## Problem requirements
Quote the lines from the line holding "What data populates" to the very end of the listing, exactly, and no others.

## Data shown
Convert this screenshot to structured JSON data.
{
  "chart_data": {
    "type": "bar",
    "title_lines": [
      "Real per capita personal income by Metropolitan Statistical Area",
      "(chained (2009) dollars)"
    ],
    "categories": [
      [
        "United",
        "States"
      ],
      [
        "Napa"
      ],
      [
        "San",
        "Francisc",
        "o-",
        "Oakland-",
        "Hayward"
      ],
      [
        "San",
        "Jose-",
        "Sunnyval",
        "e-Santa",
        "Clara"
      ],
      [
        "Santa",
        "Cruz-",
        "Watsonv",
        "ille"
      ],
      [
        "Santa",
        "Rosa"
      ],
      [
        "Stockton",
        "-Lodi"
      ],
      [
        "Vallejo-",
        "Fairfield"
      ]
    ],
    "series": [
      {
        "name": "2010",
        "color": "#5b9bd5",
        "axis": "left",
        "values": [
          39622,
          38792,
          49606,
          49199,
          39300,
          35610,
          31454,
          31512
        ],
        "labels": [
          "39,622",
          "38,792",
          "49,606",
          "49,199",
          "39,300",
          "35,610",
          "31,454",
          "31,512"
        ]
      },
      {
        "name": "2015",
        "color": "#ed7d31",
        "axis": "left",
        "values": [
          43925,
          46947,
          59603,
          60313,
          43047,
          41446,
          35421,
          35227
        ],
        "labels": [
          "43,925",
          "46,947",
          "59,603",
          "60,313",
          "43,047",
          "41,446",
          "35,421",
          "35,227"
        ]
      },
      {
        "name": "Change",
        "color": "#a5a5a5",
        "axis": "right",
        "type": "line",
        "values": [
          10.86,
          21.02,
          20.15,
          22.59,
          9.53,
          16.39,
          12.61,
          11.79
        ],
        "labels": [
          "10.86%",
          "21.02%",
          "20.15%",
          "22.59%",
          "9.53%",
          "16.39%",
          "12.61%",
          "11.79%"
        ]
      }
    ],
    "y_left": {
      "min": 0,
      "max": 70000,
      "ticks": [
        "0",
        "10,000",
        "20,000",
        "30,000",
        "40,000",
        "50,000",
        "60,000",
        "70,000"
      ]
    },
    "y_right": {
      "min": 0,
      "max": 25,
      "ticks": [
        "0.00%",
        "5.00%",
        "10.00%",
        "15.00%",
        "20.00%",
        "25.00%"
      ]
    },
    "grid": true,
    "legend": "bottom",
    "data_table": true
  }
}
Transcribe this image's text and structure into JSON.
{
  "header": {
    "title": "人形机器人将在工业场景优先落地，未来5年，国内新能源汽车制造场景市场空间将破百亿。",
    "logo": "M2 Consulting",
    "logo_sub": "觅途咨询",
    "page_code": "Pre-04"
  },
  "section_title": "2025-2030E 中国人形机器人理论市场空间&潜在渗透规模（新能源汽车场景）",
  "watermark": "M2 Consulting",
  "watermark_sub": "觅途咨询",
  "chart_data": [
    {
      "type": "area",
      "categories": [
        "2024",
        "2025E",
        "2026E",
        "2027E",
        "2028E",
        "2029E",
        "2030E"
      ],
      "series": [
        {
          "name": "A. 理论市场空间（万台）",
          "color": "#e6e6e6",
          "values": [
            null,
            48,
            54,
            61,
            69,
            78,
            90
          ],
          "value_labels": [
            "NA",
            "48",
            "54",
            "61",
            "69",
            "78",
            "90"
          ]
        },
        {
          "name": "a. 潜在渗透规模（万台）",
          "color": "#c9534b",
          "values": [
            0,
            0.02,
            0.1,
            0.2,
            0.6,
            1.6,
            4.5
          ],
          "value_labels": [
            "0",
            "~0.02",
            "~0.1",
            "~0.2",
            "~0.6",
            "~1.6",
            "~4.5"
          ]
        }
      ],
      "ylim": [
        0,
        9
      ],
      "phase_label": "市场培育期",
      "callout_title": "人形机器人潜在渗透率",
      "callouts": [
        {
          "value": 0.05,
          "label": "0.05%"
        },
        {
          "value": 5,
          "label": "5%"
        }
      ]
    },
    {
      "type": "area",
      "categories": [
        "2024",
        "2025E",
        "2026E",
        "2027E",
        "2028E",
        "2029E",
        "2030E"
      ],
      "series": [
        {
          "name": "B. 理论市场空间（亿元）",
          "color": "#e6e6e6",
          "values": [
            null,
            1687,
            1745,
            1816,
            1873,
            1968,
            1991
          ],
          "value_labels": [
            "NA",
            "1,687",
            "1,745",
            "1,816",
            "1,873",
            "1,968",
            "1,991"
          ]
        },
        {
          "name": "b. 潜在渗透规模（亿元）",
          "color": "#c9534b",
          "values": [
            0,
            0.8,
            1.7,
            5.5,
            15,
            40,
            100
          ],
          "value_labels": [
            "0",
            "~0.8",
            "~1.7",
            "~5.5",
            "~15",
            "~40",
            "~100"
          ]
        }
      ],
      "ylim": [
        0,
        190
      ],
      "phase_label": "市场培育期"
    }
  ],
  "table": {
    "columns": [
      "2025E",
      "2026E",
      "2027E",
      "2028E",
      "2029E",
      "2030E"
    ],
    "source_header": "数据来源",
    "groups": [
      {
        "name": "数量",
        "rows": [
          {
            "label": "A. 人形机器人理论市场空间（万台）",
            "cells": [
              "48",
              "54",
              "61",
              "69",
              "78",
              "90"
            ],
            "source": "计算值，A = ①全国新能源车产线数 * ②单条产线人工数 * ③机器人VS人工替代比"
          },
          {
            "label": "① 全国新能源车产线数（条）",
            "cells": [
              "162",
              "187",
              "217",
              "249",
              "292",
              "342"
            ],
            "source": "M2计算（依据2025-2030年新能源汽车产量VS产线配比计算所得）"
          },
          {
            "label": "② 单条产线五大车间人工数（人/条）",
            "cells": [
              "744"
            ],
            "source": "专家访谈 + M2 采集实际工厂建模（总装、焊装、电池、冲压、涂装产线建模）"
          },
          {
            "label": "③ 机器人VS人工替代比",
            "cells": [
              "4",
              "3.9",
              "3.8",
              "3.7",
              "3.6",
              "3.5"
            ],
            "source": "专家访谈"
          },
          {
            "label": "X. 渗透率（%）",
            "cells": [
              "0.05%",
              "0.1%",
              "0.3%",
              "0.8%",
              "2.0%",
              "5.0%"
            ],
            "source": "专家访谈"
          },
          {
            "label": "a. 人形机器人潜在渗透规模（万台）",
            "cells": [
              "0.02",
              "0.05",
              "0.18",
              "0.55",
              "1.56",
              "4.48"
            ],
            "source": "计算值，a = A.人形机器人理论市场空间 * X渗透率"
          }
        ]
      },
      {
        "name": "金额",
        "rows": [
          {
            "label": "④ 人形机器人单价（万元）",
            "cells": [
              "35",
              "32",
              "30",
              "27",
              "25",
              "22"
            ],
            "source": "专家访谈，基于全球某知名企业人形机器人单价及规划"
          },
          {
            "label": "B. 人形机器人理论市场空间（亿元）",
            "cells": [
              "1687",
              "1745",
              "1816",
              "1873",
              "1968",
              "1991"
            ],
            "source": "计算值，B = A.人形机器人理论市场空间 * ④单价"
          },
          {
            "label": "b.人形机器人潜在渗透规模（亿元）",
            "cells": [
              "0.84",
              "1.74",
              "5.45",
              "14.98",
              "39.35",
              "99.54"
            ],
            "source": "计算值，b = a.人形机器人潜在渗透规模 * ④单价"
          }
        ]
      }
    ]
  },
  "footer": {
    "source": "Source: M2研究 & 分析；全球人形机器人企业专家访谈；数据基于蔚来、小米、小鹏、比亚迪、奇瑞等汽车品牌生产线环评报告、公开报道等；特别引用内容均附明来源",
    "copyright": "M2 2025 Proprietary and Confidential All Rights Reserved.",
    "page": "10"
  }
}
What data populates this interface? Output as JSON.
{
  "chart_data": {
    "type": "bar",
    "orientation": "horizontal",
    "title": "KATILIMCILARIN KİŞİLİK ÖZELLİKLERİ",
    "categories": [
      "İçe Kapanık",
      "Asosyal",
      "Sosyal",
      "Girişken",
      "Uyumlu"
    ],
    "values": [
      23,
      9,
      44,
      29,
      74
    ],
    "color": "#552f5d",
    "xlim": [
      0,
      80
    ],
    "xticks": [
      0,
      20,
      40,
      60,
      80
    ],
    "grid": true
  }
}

## Final answer
What data populates this interface? Output as JSON.
{
  "chart_data": {
    "type": "bar",
    "orientation": "horizontal",
    "title": "KATILIMCILARIN KİŞİLİK ÖZELLİKLERİ",
    "categories": [
      "İçe Kapanık",
      "Asosyal",
      "Sosyal",
      "Girişken",
      "Uyumlu"
    ],
    "values": [
      23,
      9,
      44,
      29,
      74
    ],
    "color": "#552f5d",
    "xlim": [
      0,
      80
    ],
    "xticks": [
      0,
      20,
      40,
      60,
      80
    ],
    "grid": true
  }
}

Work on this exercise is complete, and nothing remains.